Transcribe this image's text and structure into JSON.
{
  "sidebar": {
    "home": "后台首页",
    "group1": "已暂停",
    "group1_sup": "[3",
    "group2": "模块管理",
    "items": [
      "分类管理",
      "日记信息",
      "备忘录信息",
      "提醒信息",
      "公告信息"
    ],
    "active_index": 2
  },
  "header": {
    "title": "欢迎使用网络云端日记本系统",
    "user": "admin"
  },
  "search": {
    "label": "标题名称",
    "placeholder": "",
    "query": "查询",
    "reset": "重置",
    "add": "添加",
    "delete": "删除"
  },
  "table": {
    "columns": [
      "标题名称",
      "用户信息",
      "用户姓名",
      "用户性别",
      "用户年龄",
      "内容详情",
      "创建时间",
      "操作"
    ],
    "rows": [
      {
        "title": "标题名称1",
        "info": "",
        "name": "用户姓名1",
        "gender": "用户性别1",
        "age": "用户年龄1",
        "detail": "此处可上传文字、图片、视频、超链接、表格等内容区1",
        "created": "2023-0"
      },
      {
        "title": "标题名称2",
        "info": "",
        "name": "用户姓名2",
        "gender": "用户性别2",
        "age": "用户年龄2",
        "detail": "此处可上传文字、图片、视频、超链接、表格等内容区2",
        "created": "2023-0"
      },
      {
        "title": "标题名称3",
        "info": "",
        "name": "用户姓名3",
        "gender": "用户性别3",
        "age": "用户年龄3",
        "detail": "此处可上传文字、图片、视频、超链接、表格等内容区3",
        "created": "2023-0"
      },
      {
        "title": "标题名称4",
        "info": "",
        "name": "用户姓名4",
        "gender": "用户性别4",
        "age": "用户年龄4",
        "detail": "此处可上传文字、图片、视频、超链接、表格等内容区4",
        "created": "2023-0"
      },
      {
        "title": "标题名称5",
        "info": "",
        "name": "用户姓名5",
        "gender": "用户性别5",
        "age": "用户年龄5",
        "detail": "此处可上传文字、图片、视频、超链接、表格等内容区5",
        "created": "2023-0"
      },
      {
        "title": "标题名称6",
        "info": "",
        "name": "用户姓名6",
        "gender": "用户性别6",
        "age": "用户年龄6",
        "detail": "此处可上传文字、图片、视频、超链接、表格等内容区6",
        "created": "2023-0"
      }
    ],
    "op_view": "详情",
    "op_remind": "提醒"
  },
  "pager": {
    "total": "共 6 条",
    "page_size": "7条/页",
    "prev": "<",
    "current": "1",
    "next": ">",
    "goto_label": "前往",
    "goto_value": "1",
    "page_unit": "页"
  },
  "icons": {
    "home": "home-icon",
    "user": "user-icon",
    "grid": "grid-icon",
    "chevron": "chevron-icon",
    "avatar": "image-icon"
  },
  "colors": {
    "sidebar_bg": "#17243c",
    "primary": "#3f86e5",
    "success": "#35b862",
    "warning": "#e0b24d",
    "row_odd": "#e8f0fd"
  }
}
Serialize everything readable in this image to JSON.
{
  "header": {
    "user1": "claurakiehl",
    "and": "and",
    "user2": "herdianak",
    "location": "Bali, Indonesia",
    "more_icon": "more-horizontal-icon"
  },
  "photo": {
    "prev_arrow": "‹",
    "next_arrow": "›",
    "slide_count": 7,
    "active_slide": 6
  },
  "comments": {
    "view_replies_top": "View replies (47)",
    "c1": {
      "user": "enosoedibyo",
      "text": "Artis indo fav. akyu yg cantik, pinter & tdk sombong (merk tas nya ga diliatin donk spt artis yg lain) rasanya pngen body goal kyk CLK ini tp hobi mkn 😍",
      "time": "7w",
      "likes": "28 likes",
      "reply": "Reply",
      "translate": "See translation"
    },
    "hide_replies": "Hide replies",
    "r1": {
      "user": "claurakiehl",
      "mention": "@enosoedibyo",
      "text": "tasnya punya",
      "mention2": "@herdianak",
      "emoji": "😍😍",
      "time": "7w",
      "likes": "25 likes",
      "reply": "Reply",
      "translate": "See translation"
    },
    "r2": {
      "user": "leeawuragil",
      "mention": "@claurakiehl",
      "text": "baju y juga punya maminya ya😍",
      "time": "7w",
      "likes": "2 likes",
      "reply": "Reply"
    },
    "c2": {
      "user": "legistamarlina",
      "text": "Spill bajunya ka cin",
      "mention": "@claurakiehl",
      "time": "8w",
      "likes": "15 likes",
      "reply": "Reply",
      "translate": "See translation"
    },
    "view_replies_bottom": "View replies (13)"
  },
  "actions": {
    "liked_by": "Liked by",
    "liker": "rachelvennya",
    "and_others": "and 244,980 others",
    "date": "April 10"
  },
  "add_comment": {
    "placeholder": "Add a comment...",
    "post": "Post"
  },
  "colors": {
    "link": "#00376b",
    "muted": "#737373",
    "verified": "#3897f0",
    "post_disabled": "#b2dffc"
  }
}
□ □ □ □
▸ EXERCISE PROMPT: Extract, from the material above, each line holding the word "placeholder".

▸ SOLUTION:
    "placeholder": "",
    "placeholder": "Add a comment...",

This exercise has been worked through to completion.